*Required work:*
Print the data exactly, leaving nothing out.

-----

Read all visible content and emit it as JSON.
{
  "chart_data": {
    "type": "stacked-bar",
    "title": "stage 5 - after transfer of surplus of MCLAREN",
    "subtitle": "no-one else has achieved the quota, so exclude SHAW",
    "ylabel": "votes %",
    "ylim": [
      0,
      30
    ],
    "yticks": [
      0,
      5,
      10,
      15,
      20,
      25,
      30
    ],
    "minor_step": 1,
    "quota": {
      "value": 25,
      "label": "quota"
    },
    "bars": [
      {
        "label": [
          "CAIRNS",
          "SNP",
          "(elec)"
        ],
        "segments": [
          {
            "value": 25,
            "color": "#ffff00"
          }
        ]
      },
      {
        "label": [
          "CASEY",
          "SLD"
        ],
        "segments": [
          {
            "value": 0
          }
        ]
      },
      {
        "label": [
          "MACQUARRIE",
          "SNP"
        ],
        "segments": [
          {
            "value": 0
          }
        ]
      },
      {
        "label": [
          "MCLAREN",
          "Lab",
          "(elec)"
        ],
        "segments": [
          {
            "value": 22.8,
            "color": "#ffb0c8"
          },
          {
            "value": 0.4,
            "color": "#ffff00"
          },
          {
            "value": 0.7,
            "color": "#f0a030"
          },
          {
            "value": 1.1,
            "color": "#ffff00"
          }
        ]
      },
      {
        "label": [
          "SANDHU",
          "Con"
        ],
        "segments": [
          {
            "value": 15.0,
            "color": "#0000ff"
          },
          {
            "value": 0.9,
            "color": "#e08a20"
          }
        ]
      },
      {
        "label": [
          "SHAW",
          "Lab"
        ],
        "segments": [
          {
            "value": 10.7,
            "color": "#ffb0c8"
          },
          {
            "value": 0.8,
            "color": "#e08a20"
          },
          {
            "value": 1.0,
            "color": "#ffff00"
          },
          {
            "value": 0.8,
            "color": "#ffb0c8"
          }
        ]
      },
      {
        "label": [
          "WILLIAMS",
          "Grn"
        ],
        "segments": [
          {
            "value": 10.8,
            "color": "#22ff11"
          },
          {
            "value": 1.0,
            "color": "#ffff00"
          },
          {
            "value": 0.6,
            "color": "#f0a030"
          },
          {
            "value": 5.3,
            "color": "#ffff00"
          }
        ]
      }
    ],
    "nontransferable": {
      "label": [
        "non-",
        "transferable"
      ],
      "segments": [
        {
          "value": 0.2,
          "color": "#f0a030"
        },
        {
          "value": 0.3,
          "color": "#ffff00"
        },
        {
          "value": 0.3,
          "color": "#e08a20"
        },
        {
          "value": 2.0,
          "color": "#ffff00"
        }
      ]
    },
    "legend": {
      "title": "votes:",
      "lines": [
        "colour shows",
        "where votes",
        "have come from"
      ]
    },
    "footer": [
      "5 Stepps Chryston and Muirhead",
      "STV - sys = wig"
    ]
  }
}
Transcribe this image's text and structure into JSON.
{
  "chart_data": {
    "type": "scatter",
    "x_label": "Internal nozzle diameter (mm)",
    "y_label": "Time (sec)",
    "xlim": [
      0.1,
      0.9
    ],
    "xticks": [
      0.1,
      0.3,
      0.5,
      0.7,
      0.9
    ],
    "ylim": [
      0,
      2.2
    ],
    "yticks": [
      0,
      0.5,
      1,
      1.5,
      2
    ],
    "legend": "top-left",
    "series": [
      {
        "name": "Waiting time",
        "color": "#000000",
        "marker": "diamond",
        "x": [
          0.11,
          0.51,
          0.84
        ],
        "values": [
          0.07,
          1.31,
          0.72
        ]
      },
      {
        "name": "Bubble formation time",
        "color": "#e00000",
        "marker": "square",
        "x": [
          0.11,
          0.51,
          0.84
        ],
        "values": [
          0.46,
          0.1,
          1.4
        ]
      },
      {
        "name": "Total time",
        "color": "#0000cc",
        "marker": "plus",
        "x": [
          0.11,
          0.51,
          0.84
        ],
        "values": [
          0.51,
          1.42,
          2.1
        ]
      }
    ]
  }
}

-----

*Answer for the task:*
Read all visible content and emit it as JSON.
{
  "chart_data": {
    "type": "stacked-bar",
    "title": "stage 5 - after transfer of surplus of MCLAREN",
    "subtitle": "no-one else has achieved the quota, so exclude SHAW",
    "ylabel": "votes %",
    "ylim": [
      0,
      30
    ],
    "yticks": [
      0,
      5,
      10,
      15,
      20,
      25,
      30
    ],
    "minor_step": 1,
    "quota": {
      "value": 25,
      "label": "quota"
    },
    "bars": [
      {
        "label": [
          "CAIRNS",
          "SNP",
          "(elec)"
        ],
        "segments": [
          {
            "value": 25,
            "color": "#ffff00"
          }
        ]
      },
      {
        "label": [
          "CASEY",
          "SLD"
        ],
        "segments": [
          {
            "value": 0
          }
        ]
      },
      {
        "label": [
          "MACQUARRIE",
          "SNP"
        ],
        "segments": [
          {
            "value": 0
          }
        ]
      },
      {
        "label": [
          "MCLAREN",
          "Lab",
          "(elec)"
        ],
        "segments": [
          {
            "value": 22.8,
            "color": "#ffb0c8"
          },
          {
            "value": 0.4,
            "color": "#ffff00"
          },
          {
            "value": 0.7,
            "color": "#f0a030"
          },
          {
            "value": 1.1,
            "color": "#ffff00"
          }
        ]
      },
      {
        "label": [
          "SANDHU",
          "Con"
        ],
        "segments": [
          {
            "value": 15.0,
            "color": "#0000ff"
          },
          {
            "value": 0.9,
            "color": "#e08a20"
          }
        ]
      },
      {
        "label": [
          "SHAW",
          "Lab"
        ],
        "segments": [
          {
            "value": 10.7,
            "color": "#ffb0c8"
          },
          {
            "value": 0.8,
            "color": "#e08a20"
          },
          {
            "value": 1.0,
            "color": "#ffff00"
          },
          {
            "value": 0.8,
            "color": "#ffb0c8"
          }
        ]
      },
      {
        "label": [
          "WILLIAMS",
          "Grn"
        ],
        "segments": [
          {
            "value": 10.8,
            "color": "#22ff11"
          },
          {
            "value": 1.0,
            "color": "#ffff00"
          },
          {
            "value": 0.6,
            "color": "#f0a030"
          },
          {
            "value": 5.3,
            "color": "#ffff00"
          }
        ]
      }
    ],
    "nontransferable": {
      "label": [
        "non-",
        "transferable"
      ],
      "segments": [
        {
          "value": 0.2,
          "color": "#f0a030"
        },
        {
          "value": 0.3,
          "color": "#ffff00"
        },
        {
          "value": 0.3,
          "color": "#e08a20"
        },
        {
          "value": 2.0,
          "color": "#ffff00"
        }
      ]
    },
    "legend": {
      "title": "votes:",
      "lines": [
        "colour shows",
        "where votes",
        "have come from"
      ]
    },
    "footer": [
      "5 Stepps Chryston and Muirhead",
      "STV - sys = wig"
    ]
  }
}
Transcribe this image's text and structure into JSON.
{
  "chart_data": {
    "type": "scatter",
    "x_label": "Internal nozzle diameter (mm)",
    "y_label": "Time (sec)",
    "xlim": [
      0.1,
      0.9
    ],
    "xticks": [
      0.1,
      0.3,
      0.5,
      0.7,
      0.9
    ],
    "ylim": [
      0,
      2.2
    ],
    "yticks": [
      0,
      0.5,
      1,
      1.5,
      2
    ],
    "legend": "top-left",
    "series": [
      {
        "name": "Waiting time",
        "color": "#000000",
        "marker": "diamond",
        "x": [
          0.11,
          0.51,
          0.84
        ],
        "values": [
          0.07,
          1.31,
          0.72
        ]
      },
      {
        "name": "Bubble formation time",
        "color": "#e00000",
        "marker": "square",
        "x": [
          0.11,
          0.51,
          0.84
        ],
        "values": [
          0.46,
          0.1,
          1.4
        ]
      },
      {
        "name": "Total time",
        "color": "#0000cc",
        "marker": "plus",
        "x": [
          0.11,
          0.51,
          0.84
        ],
        "values": [
          0.51,
          1.42,
          2.1
        ]
      }
    ]
  }
}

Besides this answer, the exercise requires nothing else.